----- Entries supplied

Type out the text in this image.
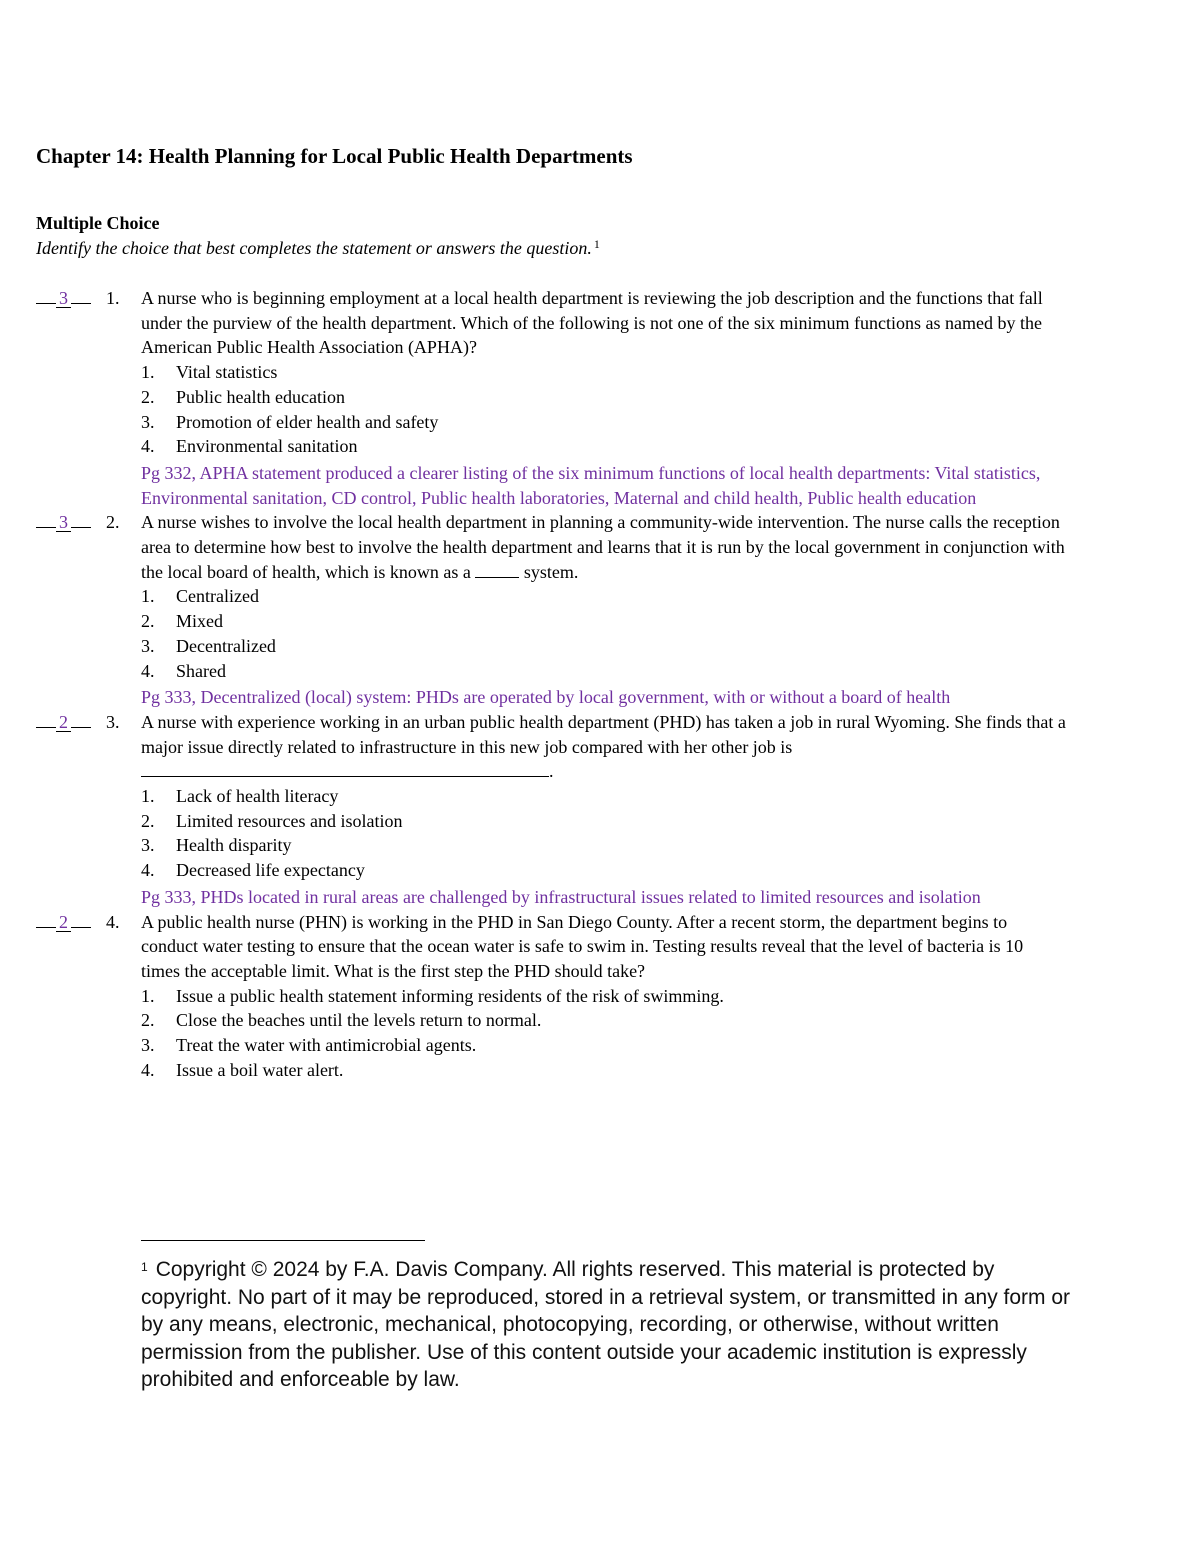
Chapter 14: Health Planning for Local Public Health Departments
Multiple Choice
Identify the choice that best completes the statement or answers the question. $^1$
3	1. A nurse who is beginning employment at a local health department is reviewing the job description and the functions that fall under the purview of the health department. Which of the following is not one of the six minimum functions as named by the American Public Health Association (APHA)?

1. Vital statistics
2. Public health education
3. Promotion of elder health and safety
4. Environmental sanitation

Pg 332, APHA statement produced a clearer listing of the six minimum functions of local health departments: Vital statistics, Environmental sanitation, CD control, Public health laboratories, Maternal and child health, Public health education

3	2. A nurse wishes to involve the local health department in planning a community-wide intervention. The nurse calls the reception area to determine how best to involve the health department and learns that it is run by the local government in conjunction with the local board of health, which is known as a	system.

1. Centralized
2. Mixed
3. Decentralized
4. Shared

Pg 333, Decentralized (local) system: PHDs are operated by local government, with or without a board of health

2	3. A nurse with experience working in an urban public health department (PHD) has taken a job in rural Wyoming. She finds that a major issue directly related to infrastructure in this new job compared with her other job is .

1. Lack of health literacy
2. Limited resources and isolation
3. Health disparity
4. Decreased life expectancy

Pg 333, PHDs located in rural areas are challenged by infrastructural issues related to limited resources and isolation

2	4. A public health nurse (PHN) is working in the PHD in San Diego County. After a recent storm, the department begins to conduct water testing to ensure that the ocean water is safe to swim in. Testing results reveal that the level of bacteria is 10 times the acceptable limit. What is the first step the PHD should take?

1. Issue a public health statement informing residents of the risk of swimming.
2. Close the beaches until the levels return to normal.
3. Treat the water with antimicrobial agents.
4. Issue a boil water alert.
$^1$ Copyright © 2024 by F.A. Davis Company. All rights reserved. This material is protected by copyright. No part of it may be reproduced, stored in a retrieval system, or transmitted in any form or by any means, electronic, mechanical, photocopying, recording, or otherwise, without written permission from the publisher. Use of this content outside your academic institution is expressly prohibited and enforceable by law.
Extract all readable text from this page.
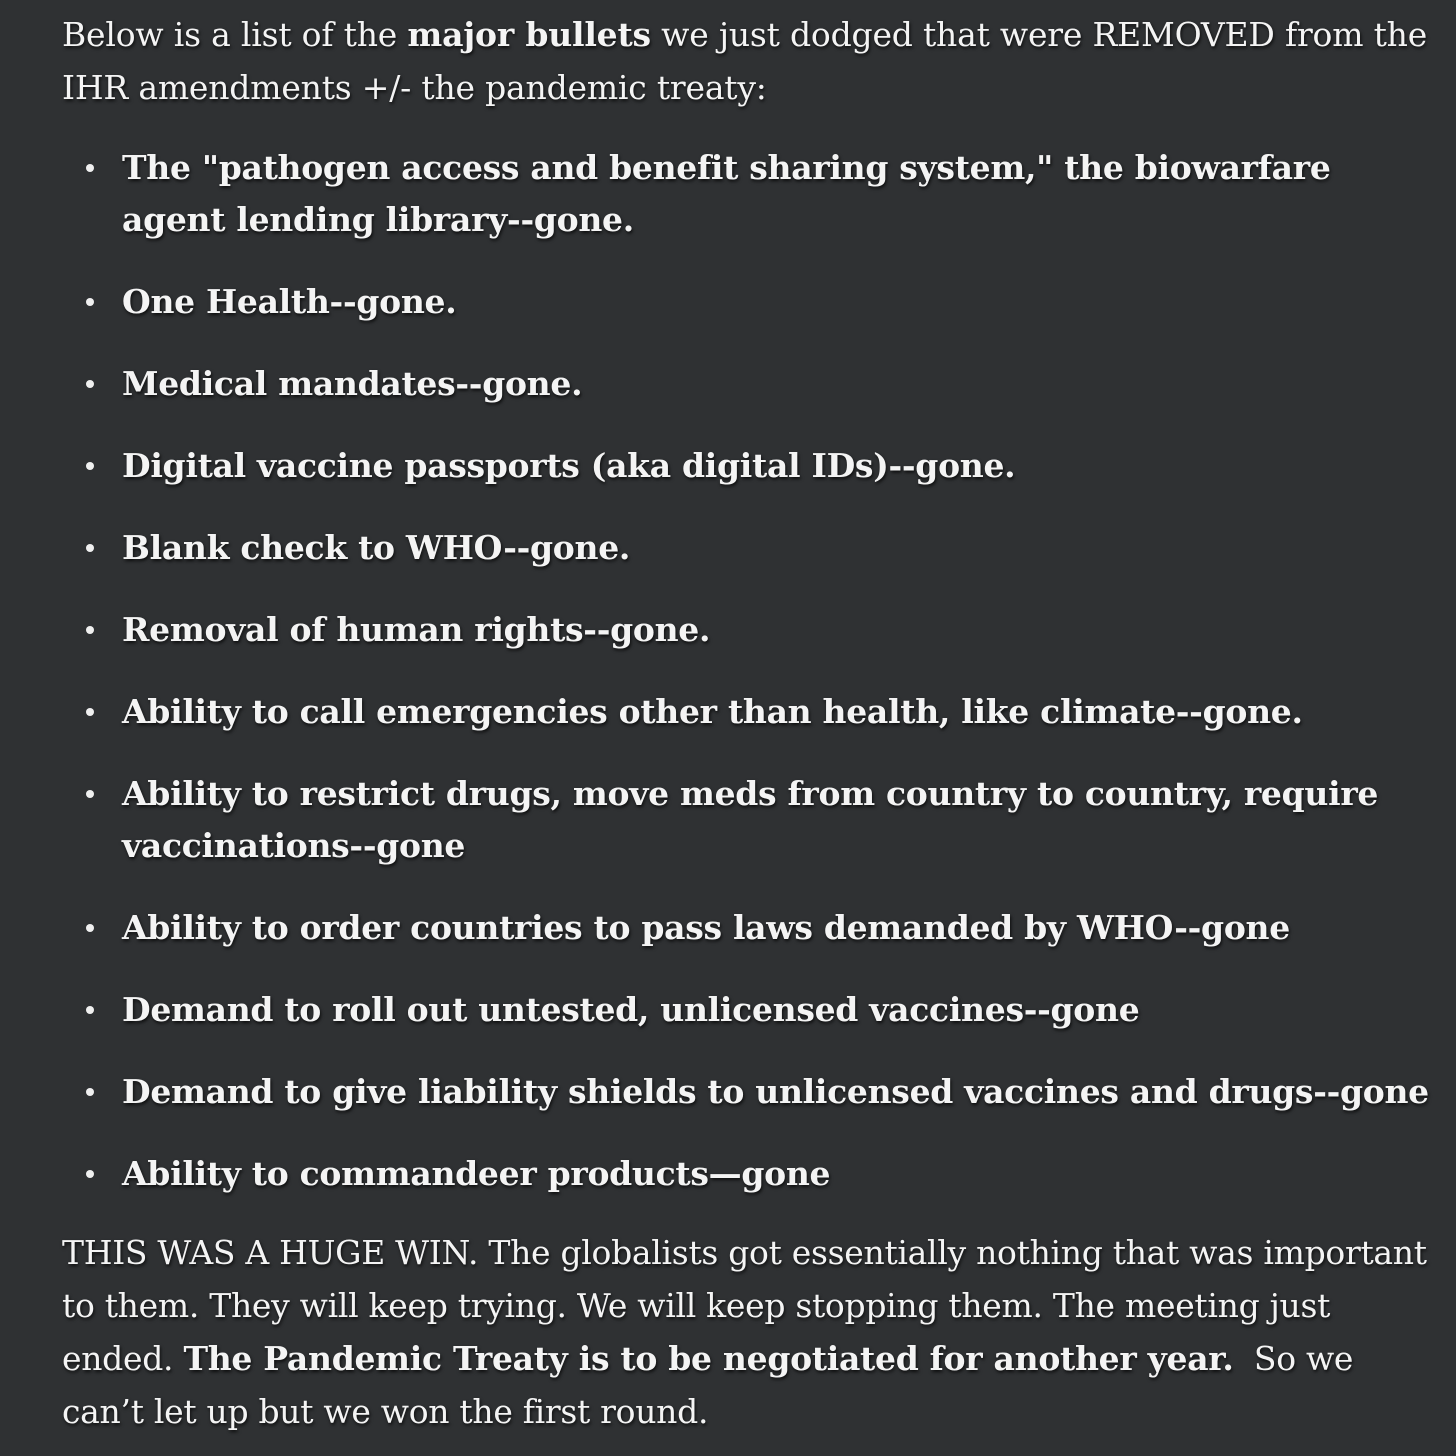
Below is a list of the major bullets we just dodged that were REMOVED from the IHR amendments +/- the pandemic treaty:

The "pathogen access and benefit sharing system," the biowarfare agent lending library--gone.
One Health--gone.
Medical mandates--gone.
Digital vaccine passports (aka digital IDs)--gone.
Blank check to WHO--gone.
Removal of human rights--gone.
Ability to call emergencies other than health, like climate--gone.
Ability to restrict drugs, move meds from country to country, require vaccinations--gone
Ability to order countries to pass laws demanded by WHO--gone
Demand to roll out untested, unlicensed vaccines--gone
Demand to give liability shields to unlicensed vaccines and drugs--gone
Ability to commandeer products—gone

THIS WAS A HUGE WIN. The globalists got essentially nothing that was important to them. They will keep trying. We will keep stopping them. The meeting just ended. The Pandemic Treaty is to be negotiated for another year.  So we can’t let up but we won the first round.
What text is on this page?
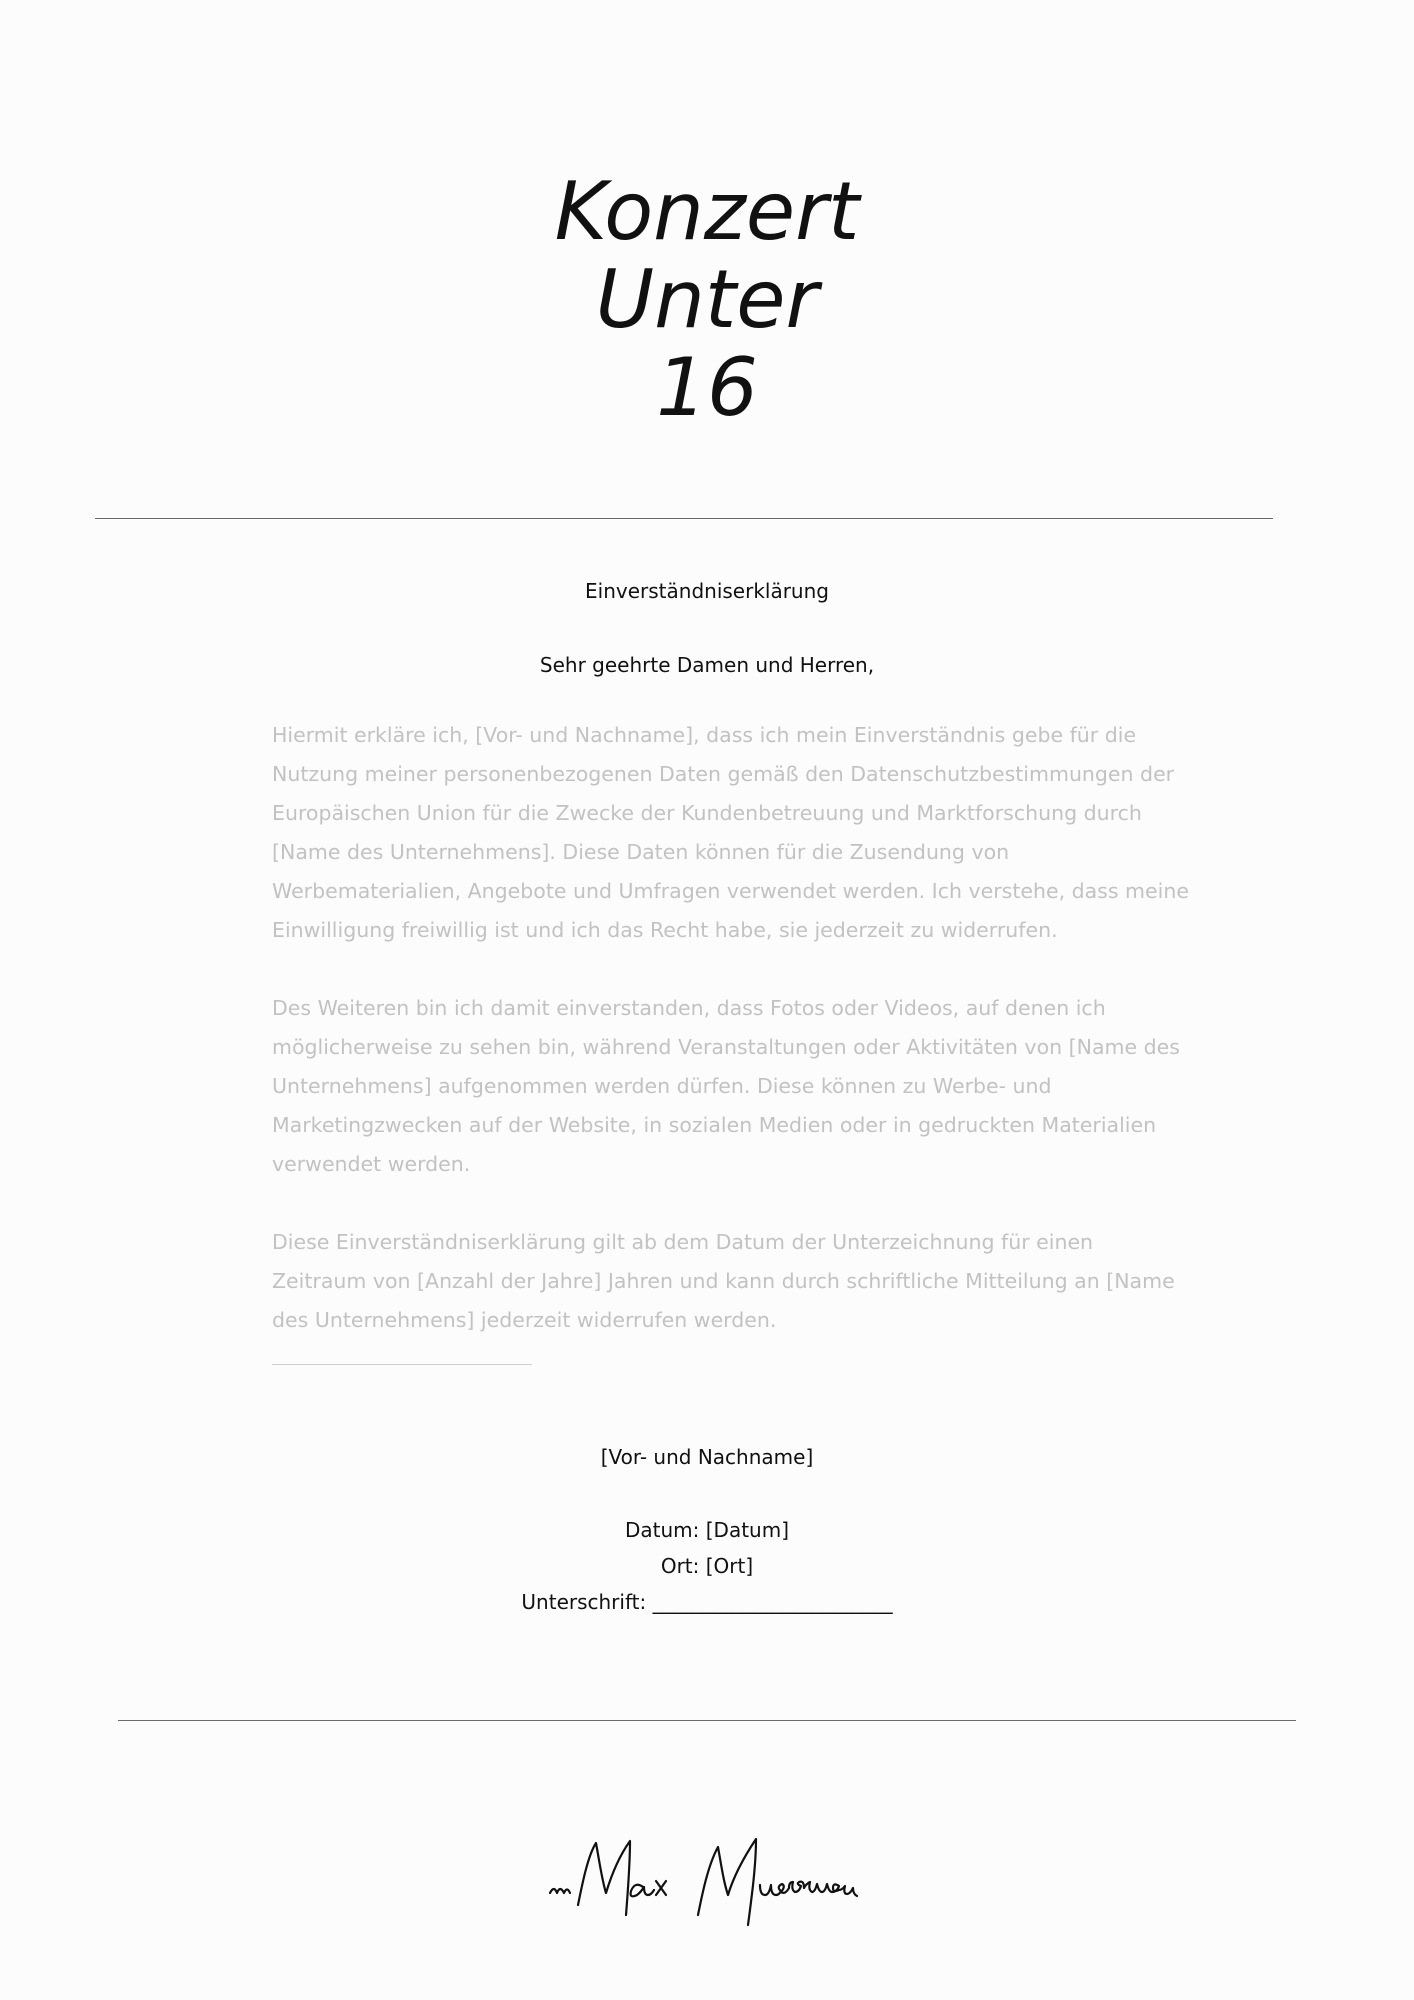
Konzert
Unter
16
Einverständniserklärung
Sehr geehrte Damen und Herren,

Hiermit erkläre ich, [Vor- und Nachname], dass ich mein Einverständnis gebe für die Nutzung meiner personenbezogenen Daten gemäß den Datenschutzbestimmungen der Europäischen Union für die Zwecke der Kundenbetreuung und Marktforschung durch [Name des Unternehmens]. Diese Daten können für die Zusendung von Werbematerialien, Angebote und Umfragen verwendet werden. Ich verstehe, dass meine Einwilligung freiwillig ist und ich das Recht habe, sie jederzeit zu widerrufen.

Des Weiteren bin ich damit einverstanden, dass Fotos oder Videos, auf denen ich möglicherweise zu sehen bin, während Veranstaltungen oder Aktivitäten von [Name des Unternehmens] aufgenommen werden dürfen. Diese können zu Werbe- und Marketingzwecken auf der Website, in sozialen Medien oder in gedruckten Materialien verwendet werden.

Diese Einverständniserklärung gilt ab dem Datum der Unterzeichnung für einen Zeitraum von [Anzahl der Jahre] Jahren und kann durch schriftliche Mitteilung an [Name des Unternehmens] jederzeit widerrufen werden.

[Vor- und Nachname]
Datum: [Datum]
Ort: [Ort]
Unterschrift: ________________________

----------

### Exercise aim
Your answer must be the full listing, copied exactly, with no pictures in it.

### Response area
Type out the text in this image.
Chapter 14: Health Planning for Local Public Health Departments
Multiple Choice
Identify the choice that best completes the statement or answers the question. $^1$
3	1. A nurse who is beginning employment at a local health department is reviewing the job description and the functions that fall under the purview of the health department. Which of the following is not one of the six minimum functions as named by the American Public Health Association (APHA)?

1. Vital statistics
2. Public health education
3. Promotion of elder health and safety
4. Environmental sanitation

Pg 332, APHA statement produced a clearer listing of the six minimum functions of local health departments: Vital statistics, Environmental sanitation, CD control, Public health laboratories, Maternal and child health, Public health education

3	2. A nurse wishes to involve the local health department in planning a community-wide intervention. The nurse calls the reception area to determine how best to involve the health department and learns that it is run by the local government in conjunction with the local board of health, which is known as a	system.

1. Centralized
2. Mixed
3. Decentralized
4. Shared

Pg 333, Decentralized (local) system: PHDs are operated by local government, with or without a board of health

2	3. A nurse with experience working in an urban public health department (PHD) has taken a job in rural Wyoming. She finds that a major issue directly related to infrastructure in this new job compared with her other job is .

1. Lack of health literacy
2. Limited resources and isolation
3. Health disparity
4. Decreased life expectancy

Pg 333, PHDs located in rural areas are challenged by infrastructural issues related to limited resources and isolation

2	4. A public health nurse (PHN) is working in the PHD in San Diego County. After a recent storm, the department begins to conduct water testing to ensure that the ocean water is safe to swim in. Testing results reveal that the level of bacteria is 10 times the acceptable limit. What is the first step the PHD should take?

1. Issue a public health statement informing residents of the risk of swimming.
2. Close the beaches until the levels return to normal.
3. Treat the water with antimicrobial agents.
4. Issue a boil water alert.
$^1$ Copyright © 2024 by F.A. Davis Company. All rights reserved. This material is protected by copyright. No part of it may be reproduced, stored in a retrieval system, or transmitted in any form or by any means, electronic, mechanical, photocopying, recording, or otherwise, without written permission from the publisher. Use of this content outside your academic institution is expressly prohibited and enforceable by law.
Extract all readable text from this page.
Below is a list of the major bullets we just dodged that were REMOVED from the IHR amendments +/- the pandemic treaty:

The "pathogen access and benefit sharing system," the biowarfare agent lending library--gone.
One Health--gone.
Medical mandates--gone.
Digital vaccine passports (aka digital IDs)--gone.
Blank check to WHO--gone.
Removal of human rights--gone.
Ability to call emergencies other than health, like climate--gone.
Ability to restrict drugs, move meds from country to country, require vaccinations--gone
Ability to order countries to pass laws demanded by WHO--gone
Demand to roll out untested, unlicensed vaccines--gone
Demand to give liability shields to unlicensed vaccines and drugs--gone
Ability to commandeer products—gone

THIS WAS A HUGE WIN. The globalists got essentially nothing that was important to them. They will keep trying. We will keep stopping them. The meeting just ended. The Pandemic Treaty is to be negotiated for another year.  So we can’t let up but we won the first round.
What text is on this page?
Konzert
Unter
16
Einverständniserklärung
Sehr geehrte Damen und Herren,

Hiermit erkläre ich, [Vor- und Nachname], dass ich mein Einverständnis gebe für die Nutzung meiner personenbezogenen Daten gemäß den Datenschutzbestimmungen der Europäischen Union für die Zwecke der Kundenbetreuung und Marktforschung durch [Name des Unternehmens]. Diese Daten können für die Zusendung von Werbematerialien, Angebote und Umfragen verwendet werden. Ich verstehe, dass meine Einwilligung freiwillig ist und ich das Recht habe, sie jederzeit zu widerrufen.

Des Weiteren bin ich damit einverstanden, dass Fotos oder Videos, auf denen ich möglicherweise zu sehen bin, während Veranstaltungen oder Aktivitäten von [Name des Unternehmens] aufgenommen werden dürfen. Diese können zu Werbe- und Marketingzwecken auf der Website, in sozialen Medien oder in gedruckten Materialien verwendet werden.

Diese Einverständniserklärung gilt ab dem Datum der Unterzeichnung für einen Zeitraum von [Anzahl der Jahre] Jahren und kann durch schriftliche Mitteilung an [Name des Unternehmens] jederzeit widerrufen werden.

[Vor- und Nachname]
Datum: [Datum]
Ort: [Ort]
Unterschrift: ________________________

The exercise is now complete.